### SET PROBLEM
Output everything in the data from the line containing "ad-menu-icon[interactable] [1869,1097,1880,1118]" down to the line containing "ad-menu-icon[interactable] [2390,659,2400,680]", both lines included, reproducing each line without any change.
##############################
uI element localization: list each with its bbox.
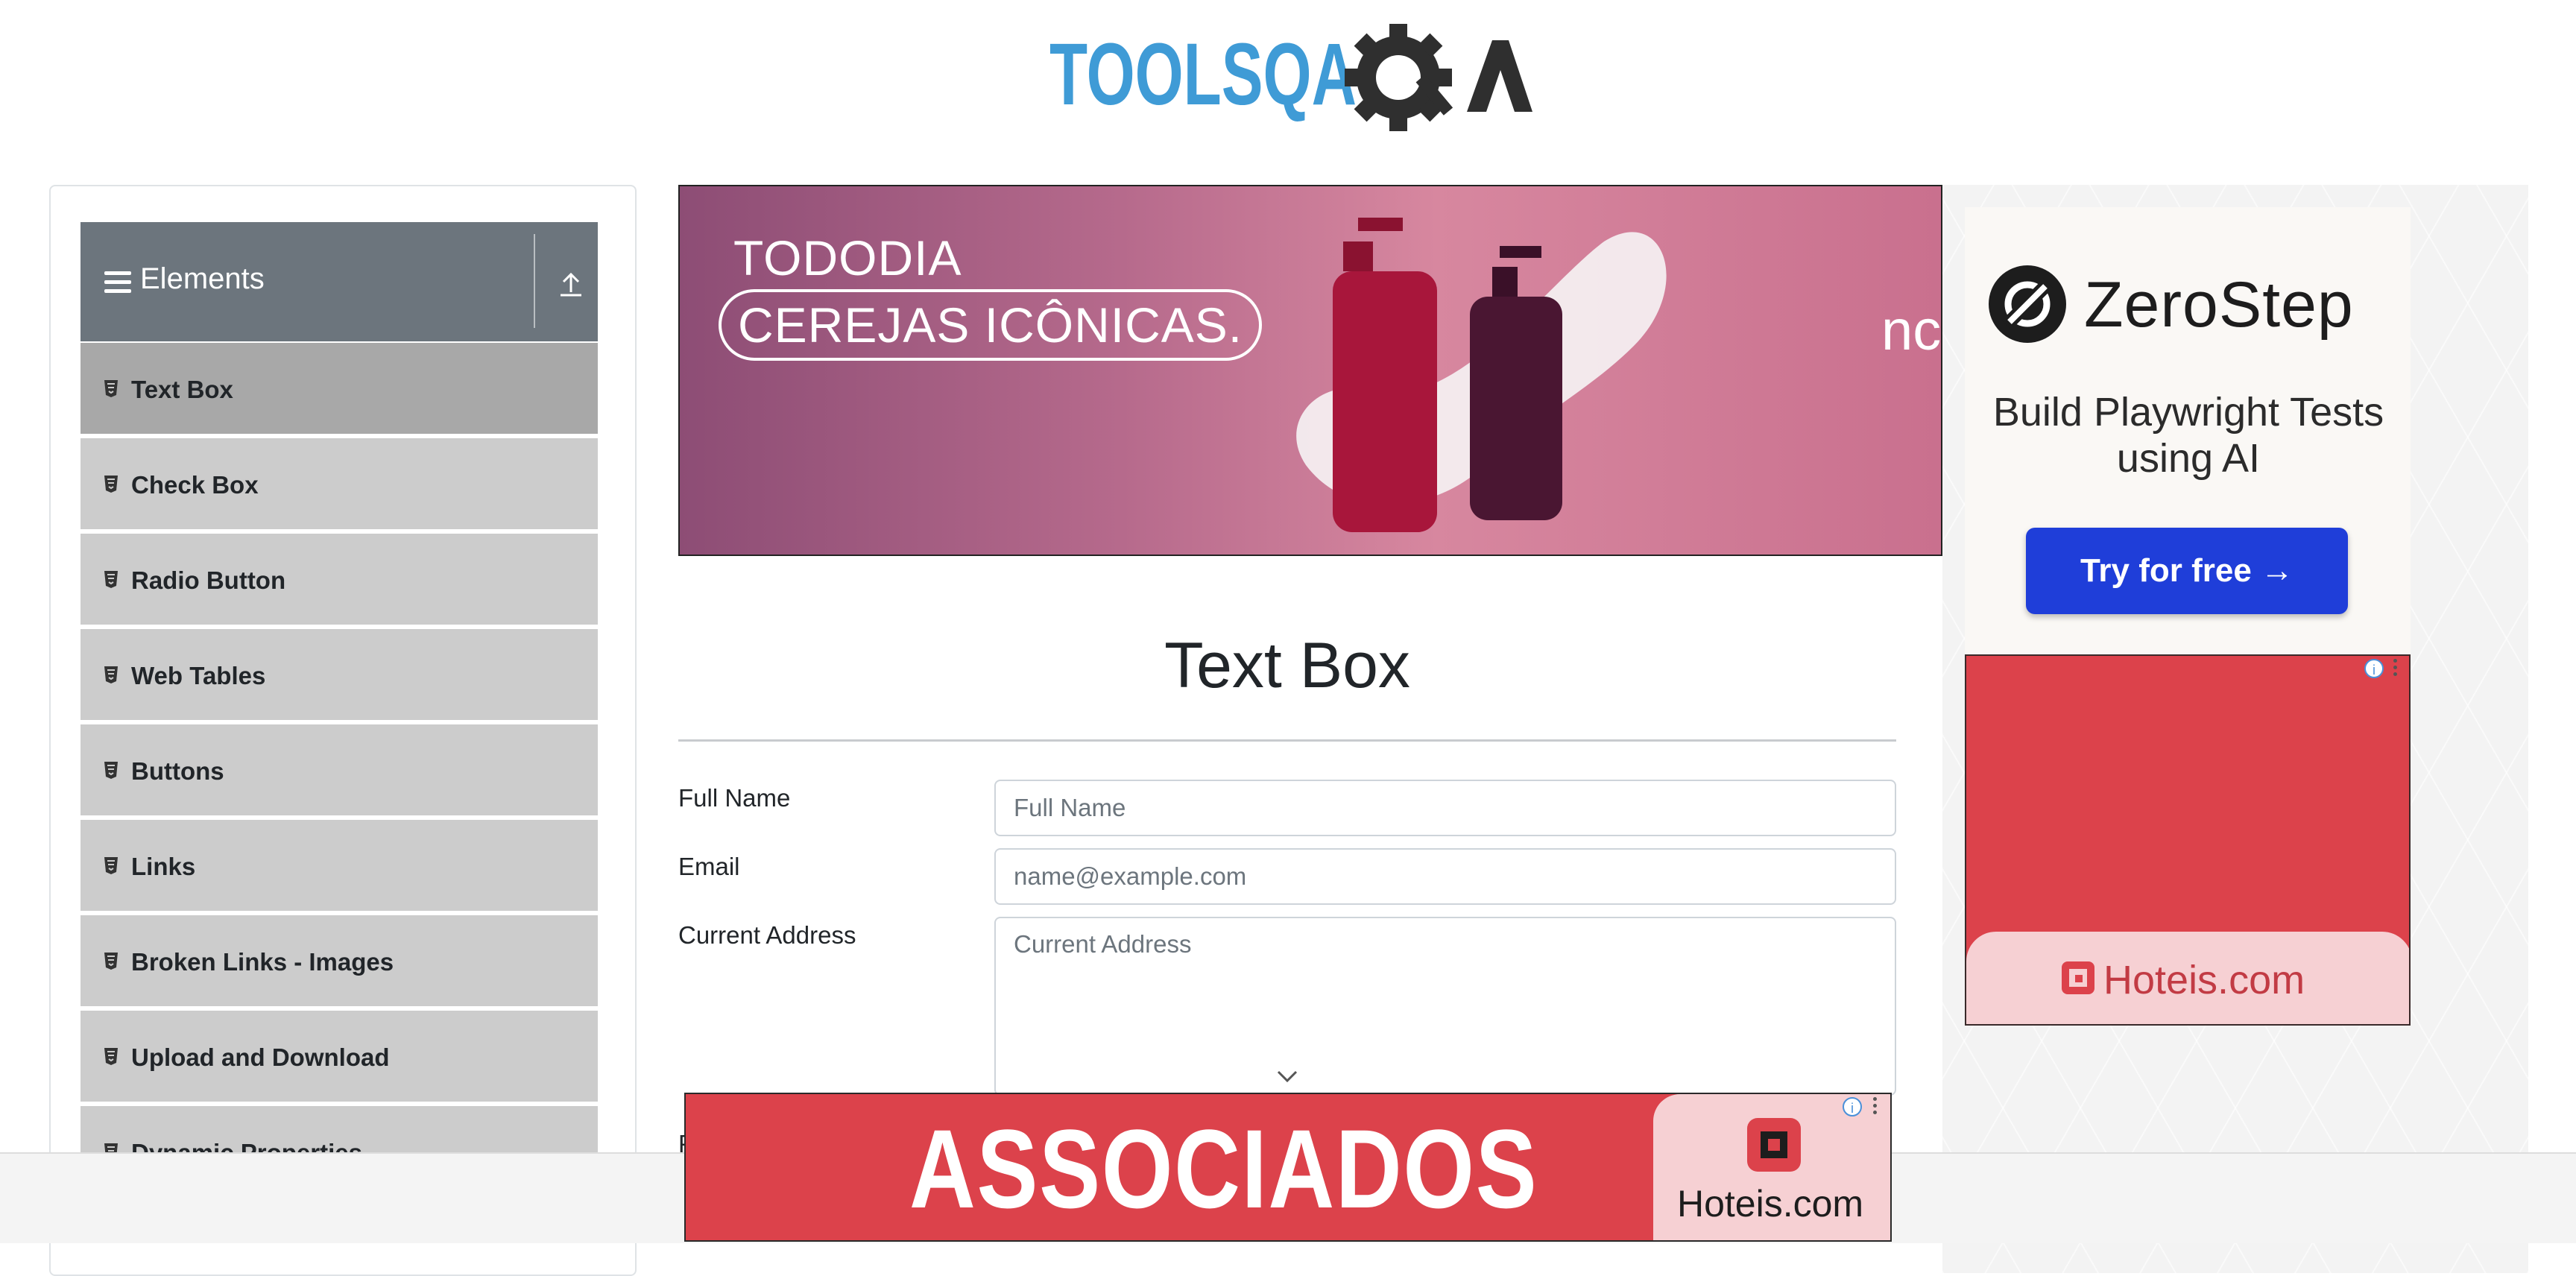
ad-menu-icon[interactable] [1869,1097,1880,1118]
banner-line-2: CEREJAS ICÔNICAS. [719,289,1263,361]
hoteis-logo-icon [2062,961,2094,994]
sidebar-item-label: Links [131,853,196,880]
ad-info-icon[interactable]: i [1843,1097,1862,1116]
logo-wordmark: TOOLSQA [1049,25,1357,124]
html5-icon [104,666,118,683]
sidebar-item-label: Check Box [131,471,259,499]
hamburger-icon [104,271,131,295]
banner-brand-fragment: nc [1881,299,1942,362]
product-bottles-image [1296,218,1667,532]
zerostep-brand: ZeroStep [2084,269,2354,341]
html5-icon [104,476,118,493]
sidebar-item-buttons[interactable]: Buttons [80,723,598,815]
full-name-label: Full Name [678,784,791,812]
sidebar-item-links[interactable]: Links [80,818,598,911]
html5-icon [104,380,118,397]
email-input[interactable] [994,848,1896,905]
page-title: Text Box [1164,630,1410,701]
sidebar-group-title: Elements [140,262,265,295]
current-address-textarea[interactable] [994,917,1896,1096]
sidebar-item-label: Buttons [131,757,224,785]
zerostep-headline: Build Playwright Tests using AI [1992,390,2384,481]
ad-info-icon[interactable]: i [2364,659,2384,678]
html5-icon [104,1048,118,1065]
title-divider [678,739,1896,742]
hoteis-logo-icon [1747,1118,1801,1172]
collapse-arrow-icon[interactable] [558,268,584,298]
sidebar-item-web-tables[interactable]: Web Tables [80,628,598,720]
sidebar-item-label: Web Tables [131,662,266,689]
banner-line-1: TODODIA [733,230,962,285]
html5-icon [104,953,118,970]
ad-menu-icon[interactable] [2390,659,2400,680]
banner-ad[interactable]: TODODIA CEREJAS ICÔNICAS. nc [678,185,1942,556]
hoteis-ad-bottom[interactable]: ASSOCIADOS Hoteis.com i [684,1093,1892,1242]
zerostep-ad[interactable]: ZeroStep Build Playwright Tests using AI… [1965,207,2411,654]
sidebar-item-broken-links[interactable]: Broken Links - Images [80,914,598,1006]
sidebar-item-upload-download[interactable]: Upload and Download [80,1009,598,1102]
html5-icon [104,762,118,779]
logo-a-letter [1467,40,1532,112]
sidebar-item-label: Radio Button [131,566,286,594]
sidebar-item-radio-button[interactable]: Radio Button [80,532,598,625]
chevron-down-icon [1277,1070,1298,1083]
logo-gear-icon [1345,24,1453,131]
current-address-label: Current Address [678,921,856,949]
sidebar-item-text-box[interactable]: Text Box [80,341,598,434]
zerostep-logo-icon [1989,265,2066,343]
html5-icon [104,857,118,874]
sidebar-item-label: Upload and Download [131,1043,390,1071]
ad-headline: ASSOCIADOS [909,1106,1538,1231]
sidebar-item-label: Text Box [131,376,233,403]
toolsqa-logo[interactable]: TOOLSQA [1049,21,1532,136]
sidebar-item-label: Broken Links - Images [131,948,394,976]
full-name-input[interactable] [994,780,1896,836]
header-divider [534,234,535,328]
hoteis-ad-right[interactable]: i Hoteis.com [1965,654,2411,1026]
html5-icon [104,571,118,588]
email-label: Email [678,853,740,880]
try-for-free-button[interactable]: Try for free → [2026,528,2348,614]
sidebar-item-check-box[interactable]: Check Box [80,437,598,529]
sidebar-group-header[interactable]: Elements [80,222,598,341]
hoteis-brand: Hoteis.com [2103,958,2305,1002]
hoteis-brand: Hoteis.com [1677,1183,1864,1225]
##############################
### REPLY TO THE EXERCISE
ad-menu-icon[interactable] [1869,1097,1880,1118]
banner-line-2: CEREJAS ICÔNICAS. [719,289,1263,361]
hoteis-logo-icon [2062,961,2094,994]
sidebar-item-label: Links [131,853,196,880]
ad-info-icon[interactable]: i [1843,1097,1862,1116]
logo-wordmark: TOOLSQA [1049,25,1357,124]
html5-icon [104,666,118,683]
sidebar-item-label: Check Box [131,471,259,499]
hamburger-icon [104,271,131,295]
banner-brand-fragment: nc [1881,299,1942,362]
product-bottles-image [1296,218,1667,532]
zerostep-brand: ZeroStep [2084,269,2354,341]
html5-icon [104,476,118,493]
sidebar-item-buttons[interactable]: Buttons [80,723,598,815]
full-name-label: Full Name [678,784,791,812]
sidebar-item-links[interactable]: Links [80,818,598,911]
html5-icon [104,380,118,397]
email-input[interactable] [994,848,1896,905]
page-title: Text Box [1164,630,1410,701]
sidebar-group-title: Elements [140,262,265,295]
current-address-textarea[interactable] [994,917,1896,1096]
sidebar-item-label: Buttons [131,757,224,785]
zerostep-headline: Build Playwright Tests using AI [1992,390,2384,481]
ad-info-icon[interactable]: i [2364,659,2384,678]
html5-icon [104,1048,118,1065]
title-divider [678,739,1896,742]
hoteis-logo-icon [1747,1118,1801,1172]
collapse-arrow-icon[interactable] [558,268,584,298]
sidebar-item-web-tables[interactable]: Web Tables [80,628,598,720]
sidebar-item-label: Web Tables [131,662,266,689]
banner-line-1: TODODIA [733,230,962,285]
html5-icon [104,953,118,970]
ad-menu-icon[interactable] [2390,659,2400,680]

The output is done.